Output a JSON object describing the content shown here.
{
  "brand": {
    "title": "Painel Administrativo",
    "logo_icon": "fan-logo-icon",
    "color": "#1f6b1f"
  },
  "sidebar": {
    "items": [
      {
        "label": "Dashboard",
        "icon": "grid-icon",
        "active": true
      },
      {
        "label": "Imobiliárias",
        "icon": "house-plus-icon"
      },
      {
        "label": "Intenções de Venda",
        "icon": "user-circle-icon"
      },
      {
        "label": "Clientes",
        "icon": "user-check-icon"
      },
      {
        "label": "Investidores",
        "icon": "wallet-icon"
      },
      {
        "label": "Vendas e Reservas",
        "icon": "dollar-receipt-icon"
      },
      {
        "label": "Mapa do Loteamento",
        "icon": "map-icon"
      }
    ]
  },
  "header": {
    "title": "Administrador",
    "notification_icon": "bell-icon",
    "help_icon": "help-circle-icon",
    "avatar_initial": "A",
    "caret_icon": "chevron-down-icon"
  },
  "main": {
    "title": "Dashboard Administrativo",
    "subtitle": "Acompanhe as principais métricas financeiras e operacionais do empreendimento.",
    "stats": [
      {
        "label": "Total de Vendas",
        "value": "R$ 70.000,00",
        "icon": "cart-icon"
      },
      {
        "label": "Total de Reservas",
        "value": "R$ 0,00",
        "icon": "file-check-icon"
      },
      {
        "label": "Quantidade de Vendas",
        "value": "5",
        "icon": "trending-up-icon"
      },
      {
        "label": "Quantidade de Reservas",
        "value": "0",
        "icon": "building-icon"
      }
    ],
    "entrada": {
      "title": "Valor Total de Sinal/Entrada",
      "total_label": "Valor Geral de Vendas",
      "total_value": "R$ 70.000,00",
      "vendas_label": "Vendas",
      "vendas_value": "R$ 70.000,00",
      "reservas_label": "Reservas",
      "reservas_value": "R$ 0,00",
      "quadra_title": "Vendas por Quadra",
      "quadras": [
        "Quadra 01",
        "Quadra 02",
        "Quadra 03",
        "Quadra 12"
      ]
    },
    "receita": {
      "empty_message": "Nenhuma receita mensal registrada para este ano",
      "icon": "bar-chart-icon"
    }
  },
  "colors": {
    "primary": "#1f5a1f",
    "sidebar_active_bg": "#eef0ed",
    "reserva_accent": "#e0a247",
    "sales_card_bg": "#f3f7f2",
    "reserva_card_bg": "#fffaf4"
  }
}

+++

Select the lines in this material that hold the word "circle", leaving none out.

        "icon": "user-circle-icon"
    "help_icon": "help-circle-icon",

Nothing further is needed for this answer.